Aim of the task: Output all entries verbatim. Skip pictures.

Material for the task:
-----

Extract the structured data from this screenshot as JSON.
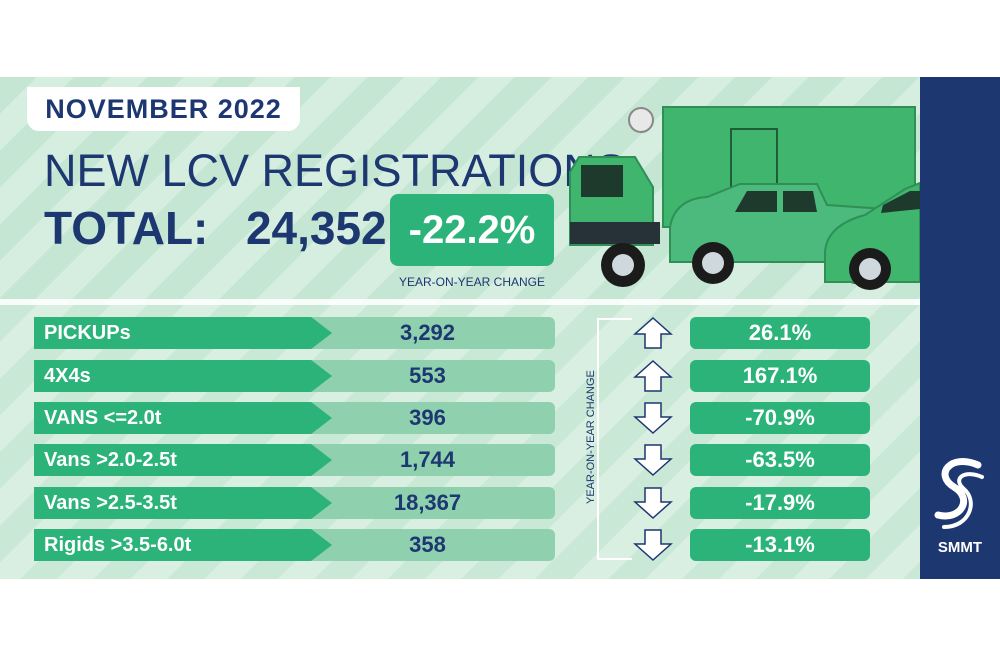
{
  "header": {
    "month": "NOVEMBER 2022",
    "title": "NEW LCV REGISTRATIONS",
    "total_label": "TOTAL:",
    "total_value": "24,352",
    "yoy_change": "-22.2%",
    "yoy_caption": "YEAR-ON-YEAR CHANGE"
  },
  "side_caption": "YEAR-ON-YEAR CHANGE",
  "brand": {
    "name": "SMMT"
  },
  "colors": {
    "navy": "#1d3770",
    "green": "#2bb37a",
    "light_green": "#8fd0ae",
    "background_stripe": "#c6e6d4"
  },
  "chart_data": {
    "type": "table",
    "columns": [
      "segment",
      "registrations",
      "yoy_change"
    ],
    "rows": [
      {
        "segment": "PICKUPs",
        "registrations": "3,292",
        "registrations_value": 3292,
        "yoy_change": "26.1%",
        "direction": "up"
      },
      {
        "segment": "4X4s",
        "registrations": "553",
        "registrations_value": 553,
        "yoy_change": "167.1%",
        "direction": "up"
      },
      {
        "segment": "VANS <=2.0t",
        "registrations": "396",
        "registrations_value": 396,
        "yoy_change": "-70.9%",
        "direction": "down"
      },
      {
        "segment": "Vans >2.0-2.5t",
        "registrations": "1,744",
        "registrations_value": 1744,
        "yoy_change": "-63.5%",
        "direction": "down"
      },
      {
        "segment": "Vans >2.5-3.5t",
        "registrations": "18,367",
        "registrations_value": 18367,
        "yoy_change": "-17.9%",
        "direction": "down"
      },
      {
        "segment": "Rigids >3.5-6.0t",
        "registrations": "358",
        "registrations_value": 358,
        "yoy_change": "-13.1%",
        "direction": "down"
      }
    ]
  }
}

-----

Exercise answer:
Extract the structured data from this screenshot as JSON.
{
  "header": {
    "month": "NOVEMBER 2022",
    "title": "NEW LCV REGISTRATIONS",
    "total_label": "TOTAL:",
    "total_value": "24,352",
    "yoy_change": "-22.2%",
    "yoy_caption": "YEAR-ON-YEAR CHANGE"
  },
  "side_caption": "YEAR-ON-YEAR CHANGE",
  "brand": {
    "name": "SMMT"
  },
  "colors": {
    "navy": "#1d3770",
    "green": "#2bb37a",
    "light_green": "#8fd0ae",
    "background_stripe": "#c6e6d4"
  },
  "chart_data": {
    "type": "table",
    "columns": [
      "segment",
      "registrations",
      "yoy_change"
    ],
    "rows": [
      {
        "segment": "PICKUPs",
        "registrations": "3,292",
        "registrations_value": 3292,
        "yoy_change": "26.1%",
        "direction": "up"
      },
      {
        "segment": "4X4s",
        "registrations": "553",
        "registrations_value": 553,
        "yoy_change": "167.1%",
        "direction": "up"
      },
      {
        "segment": "VANS <=2.0t",
        "registrations": "396",
        "registrations_value": 396,
        "yoy_change": "-70.9%",
        "direction": "down"
      },
      {
        "segment": "Vans >2.0-2.5t",
        "registrations": "1,744",
        "registrations_value": 1744,
        "yoy_change": "-63.5%",
        "direction": "down"
      },
      {
        "segment": "Vans >2.5-3.5t",
        "registrations": "18,367",
        "registrations_value": 18367,
        "yoy_change": "-17.9%",
        "direction": "down"
      },
      {
        "segment": "Rigids >3.5-6.0t",
        "registrations": "358",
        "registrations_value": 358,
        "yoy_change": "-13.1%",
        "direction": "down"
      }
    ]
  }
}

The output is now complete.